Instructions to follow:
Identify all lines in the data containing the string "shown". Copy them out.

[Figure data in JSON]
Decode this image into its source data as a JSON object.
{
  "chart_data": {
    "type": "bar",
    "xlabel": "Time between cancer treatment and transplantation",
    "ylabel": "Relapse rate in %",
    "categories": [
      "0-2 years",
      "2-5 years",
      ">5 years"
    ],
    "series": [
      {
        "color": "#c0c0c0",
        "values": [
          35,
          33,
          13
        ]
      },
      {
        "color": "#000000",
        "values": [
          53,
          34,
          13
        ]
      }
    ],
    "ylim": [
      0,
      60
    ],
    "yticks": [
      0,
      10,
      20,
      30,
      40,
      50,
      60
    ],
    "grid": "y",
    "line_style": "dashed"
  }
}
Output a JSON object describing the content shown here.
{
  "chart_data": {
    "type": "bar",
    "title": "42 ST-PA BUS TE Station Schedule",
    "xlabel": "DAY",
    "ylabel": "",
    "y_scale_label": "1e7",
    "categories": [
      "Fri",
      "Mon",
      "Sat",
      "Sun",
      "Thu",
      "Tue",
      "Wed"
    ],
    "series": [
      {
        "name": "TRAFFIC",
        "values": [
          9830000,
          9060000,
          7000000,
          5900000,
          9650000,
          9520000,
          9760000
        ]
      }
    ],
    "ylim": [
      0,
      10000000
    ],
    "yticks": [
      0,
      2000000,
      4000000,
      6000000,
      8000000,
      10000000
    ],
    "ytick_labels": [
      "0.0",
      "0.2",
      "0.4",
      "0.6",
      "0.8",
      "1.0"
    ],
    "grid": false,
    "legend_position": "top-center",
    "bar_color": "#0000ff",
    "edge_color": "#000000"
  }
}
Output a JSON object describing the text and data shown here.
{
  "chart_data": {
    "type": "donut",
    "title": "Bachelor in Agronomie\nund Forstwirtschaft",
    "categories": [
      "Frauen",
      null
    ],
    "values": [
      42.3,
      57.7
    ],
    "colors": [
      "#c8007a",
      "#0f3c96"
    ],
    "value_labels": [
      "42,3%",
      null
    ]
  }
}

Answer below:
Output a JSON object describing the content shown here.
Output a JSON object describing the text and data shown here.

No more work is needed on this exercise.